• Given exercise
Leave the pictures out. Return all other data exactly.

• Provided data
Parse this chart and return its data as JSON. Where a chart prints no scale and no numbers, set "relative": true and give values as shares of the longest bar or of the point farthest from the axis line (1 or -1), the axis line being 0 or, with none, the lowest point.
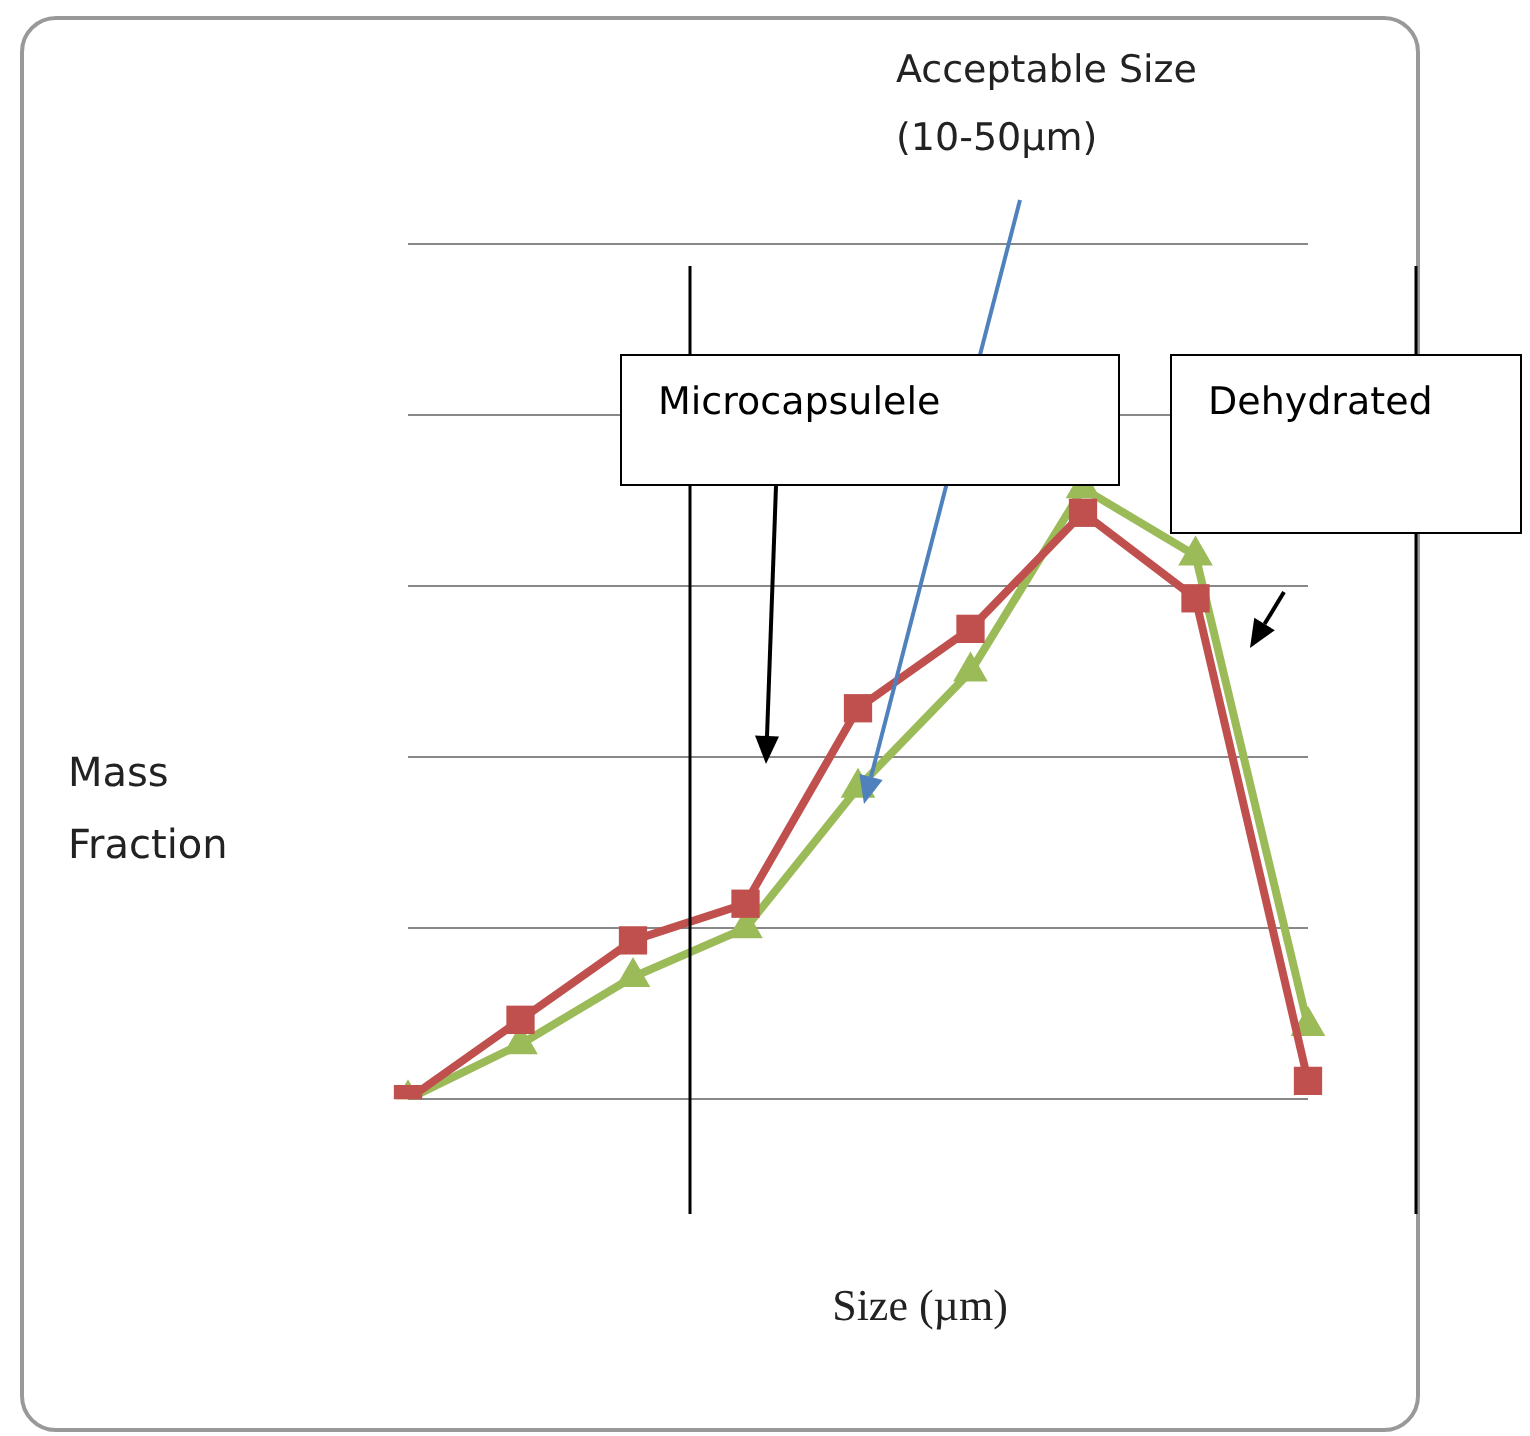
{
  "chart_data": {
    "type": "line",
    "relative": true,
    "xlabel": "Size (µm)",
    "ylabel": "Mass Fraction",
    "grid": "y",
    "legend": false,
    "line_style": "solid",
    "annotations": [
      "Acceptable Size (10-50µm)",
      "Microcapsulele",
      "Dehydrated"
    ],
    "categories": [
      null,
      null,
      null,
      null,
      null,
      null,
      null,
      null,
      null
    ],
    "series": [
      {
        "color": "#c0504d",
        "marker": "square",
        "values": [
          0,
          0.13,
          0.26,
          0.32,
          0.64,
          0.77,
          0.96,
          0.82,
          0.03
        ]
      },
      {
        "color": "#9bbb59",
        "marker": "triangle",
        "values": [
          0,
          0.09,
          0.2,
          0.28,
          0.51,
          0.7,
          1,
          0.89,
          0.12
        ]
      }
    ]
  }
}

• Reply
Parse this chart and return its data as JSON. Where a chart prints no scale and no numbers, set "relative": true and give values as shares of the longest bar or of the point farthest from the axis line (1 or -1), the axis line being 0 or, with none, the lowest point.
{
  "chart_data": {
    "type": "line",
    "relative": true,
    "xlabel": "Size (µm)",
    "ylabel": "Mass Fraction",
    "grid": "y",
    "legend": false,
    "line_style": "solid",
    "annotations": [
      "Acceptable Size (10-50µm)",
      "Microcapsulele",
      "Dehydrated"
    ],
    "categories": [
      null,
      null,
      null,
      null,
      null,
      null,
      null,
      null,
      null
    ],
    "series": [
      {
        "color": "#c0504d",
        "marker": "square",
        "values": [
          0,
          0.13,
          0.26,
          0.32,
          0.64,
          0.77,
          0.96,
          0.82,
          0.03
        ]
      },
      {
        "color": "#9bbb59",
        "marker": "triangle",
        "values": [
          0,
          0.09,
          0.2,
          0.28,
          0.51,
          0.7,
          1,
          0.89,
          0.12
        ]
      }
    ]
  }
}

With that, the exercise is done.